> **Supplied records**
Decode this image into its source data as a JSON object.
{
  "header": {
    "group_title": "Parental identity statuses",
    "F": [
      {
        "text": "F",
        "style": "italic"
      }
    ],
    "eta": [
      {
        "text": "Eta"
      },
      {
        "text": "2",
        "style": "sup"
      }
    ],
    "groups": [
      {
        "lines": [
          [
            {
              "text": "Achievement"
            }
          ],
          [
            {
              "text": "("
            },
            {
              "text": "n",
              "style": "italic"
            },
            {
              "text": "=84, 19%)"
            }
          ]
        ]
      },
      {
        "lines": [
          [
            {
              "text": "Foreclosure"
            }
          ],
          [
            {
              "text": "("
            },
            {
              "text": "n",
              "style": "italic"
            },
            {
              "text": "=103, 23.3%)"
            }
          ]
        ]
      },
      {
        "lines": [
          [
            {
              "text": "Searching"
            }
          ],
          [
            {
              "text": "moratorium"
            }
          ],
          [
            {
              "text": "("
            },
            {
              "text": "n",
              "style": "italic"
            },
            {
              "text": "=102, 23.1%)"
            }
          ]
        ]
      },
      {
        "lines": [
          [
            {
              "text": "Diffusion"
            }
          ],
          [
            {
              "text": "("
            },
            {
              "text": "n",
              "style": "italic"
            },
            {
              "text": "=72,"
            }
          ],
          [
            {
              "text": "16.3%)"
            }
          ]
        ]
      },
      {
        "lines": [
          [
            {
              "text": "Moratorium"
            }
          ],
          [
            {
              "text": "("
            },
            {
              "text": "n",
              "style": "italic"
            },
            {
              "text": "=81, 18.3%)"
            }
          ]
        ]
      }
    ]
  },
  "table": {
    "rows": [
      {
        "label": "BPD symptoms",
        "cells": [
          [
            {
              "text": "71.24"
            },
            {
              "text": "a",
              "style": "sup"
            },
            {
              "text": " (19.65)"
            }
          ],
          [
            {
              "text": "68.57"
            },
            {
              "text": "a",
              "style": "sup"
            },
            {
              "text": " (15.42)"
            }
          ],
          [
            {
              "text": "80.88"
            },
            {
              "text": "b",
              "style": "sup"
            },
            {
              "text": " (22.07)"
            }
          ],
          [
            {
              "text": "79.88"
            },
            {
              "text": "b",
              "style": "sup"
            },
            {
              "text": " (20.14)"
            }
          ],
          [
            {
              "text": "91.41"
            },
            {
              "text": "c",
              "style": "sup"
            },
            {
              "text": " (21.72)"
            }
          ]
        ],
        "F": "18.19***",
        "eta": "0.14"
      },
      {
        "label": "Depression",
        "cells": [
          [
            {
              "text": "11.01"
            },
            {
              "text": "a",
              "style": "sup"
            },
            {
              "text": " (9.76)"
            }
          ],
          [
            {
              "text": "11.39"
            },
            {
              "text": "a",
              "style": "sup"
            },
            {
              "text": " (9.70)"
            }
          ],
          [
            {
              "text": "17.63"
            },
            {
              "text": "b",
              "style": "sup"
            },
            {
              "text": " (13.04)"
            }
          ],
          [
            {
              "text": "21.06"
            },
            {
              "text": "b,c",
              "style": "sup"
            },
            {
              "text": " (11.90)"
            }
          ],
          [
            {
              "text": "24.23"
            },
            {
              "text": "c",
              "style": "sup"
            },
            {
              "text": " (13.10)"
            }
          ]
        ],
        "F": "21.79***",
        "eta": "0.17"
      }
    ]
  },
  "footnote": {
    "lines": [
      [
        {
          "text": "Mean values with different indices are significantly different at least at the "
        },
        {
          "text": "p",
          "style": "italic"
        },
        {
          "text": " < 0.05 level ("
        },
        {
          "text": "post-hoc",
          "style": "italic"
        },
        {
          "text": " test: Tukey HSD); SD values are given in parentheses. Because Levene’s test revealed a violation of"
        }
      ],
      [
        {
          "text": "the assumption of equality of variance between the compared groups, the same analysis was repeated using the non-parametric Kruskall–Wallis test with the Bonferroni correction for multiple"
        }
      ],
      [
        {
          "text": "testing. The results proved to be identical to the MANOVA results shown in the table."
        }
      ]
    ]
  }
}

> **Goal**
Reproduce every record above exactly as it appears.

> **Reply to the task**
Decode this image into its source data as a JSON object.
{
  "header": {
    "group_title": "Parental identity statuses",
    "F": [
      {
        "text": "F",
        "style": "italic"
      }
    ],
    "eta": [
      {
        "text": "Eta"
      },
      {
        "text": "2",
        "style": "sup"
      }
    ],
    "groups": [
      {
        "lines": [
          [
            {
              "text": "Achievement"
            }
          ],
          [
            {
              "text": "("
            },
            {
              "text": "n",
              "style": "italic"
            },
            {
              "text": "=84, 19%)"
            }
          ]
        ]
      },
      {
        "lines": [
          [
            {
              "text": "Foreclosure"
            }
          ],
          [
            {
              "text": "("
            },
            {
              "text": "n",
              "style": "italic"
            },
            {
              "text": "=103, 23.3%)"
            }
          ]
        ]
      },
      {
        "lines": [
          [
            {
              "text": "Searching"
            }
          ],
          [
            {
              "text": "moratorium"
            }
          ],
          [
            {
              "text": "("
            },
            {
              "text": "n",
              "style": "italic"
            },
            {
              "text": "=102, 23.1%)"
            }
          ]
        ]
      },
      {
        "lines": [
          [
            {
              "text": "Diffusion"
            }
          ],
          [
            {
              "text": "("
            },
            {
              "text": "n",
              "style": "italic"
            },
            {
              "text": "=72,"
            }
          ],
          [
            {
              "text": "16.3%)"
            }
          ]
        ]
      },
      {
        "lines": [
          [
            {
              "text": "Moratorium"
            }
          ],
          [
            {
              "text": "("
            },
            {
              "text": "n",
              "style": "italic"
            },
            {
              "text": "=81, 18.3%)"
            }
          ]
        ]
      }
    ]
  },
  "table": {
    "rows": [
      {
        "label": "BPD symptoms",
        "cells": [
          [
            {
              "text": "71.24"
            },
            {
              "text": "a",
              "style": "sup"
            },
            {
              "text": " (19.65)"
            }
          ],
          [
            {
              "text": "68.57"
            },
            {
              "text": "a",
              "style": "sup"
            },
            {
              "text": " (15.42)"
            }
          ],
          [
            {
              "text": "80.88"
            },
            {
              "text": "b",
              "style": "sup"
            },
            {
              "text": " (22.07)"
            }
          ],
          [
            {
              "text": "79.88"
            },
            {
              "text": "b",
              "style": "sup"
            },
            {
              "text": " (20.14)"
            }
          ],
          [
            {
              "text": "91.41"
            },
            {
              "text": "c",
              "style": "sup"
            },
            {
              "text": " (21.72)"
            }
          ]
        ],
        "F": "18.19***",
        "eta": "0.14"
      },
      {
        "label": "Depression",
        "cells": [
          [
            {
              "text": "11.01"
            },
            {
              "text": "a",
              "style": "sup"
            },
            {
              "text": " (9.76)"
            }
          ],
          [
            {
              "text": "11.39"
            },
            {
              "text": "a",
              "style": "sup"
            },
            {
              "text": " (9.70)"
            }
          ],
          [
            {
              "text": "17.63"
            },
            {
              "text": "b",
              "style": "sup"
            },
            {
              "text": " (13.04)"
            }
          ],
          [
            {
              "text": "21.06"
            },
            {
              "text": "b,c",
              "style": "sup"
            },
            {
              "text": " (11.90)"
            }
          ],
          [
            {
              "text": "24.23"
            },
            {
              "text": "c",
              "style": "sup"
            },
            {
              "text": " (13.10)"
            }
          ]
        ],
        "F": "21.79***",
        "eta": "0.17"
      }
    ]
  },
  "footnote": {
    "lines": [
      [
        {
          "text": "Mean values with different indices are significantly different at least at the "
        },
        {
          "text": "p",
          "style": "italic"
        },
        {
          "text": " < 0.05 level ("
        },
        {
          "text": "post-hoc",
          "style": "italic"
        },
        {
          "text": " test: Tukey HSD); SD values are given in parentheses. Because Levene’s test revealed a violation of"
        }
      ],
      [
        {
          "text": "the assumption of equality of variance between the compared groups, the same analysis was repeated using the non-parametric Kruskall–Wallis test with the Bonferroni correction for multiple"
        }
      ],
      [
        {
          "text": "testing. The results proved to be identical to the MANOVA results shown in the table."
        }
      ]
    ]
  }
}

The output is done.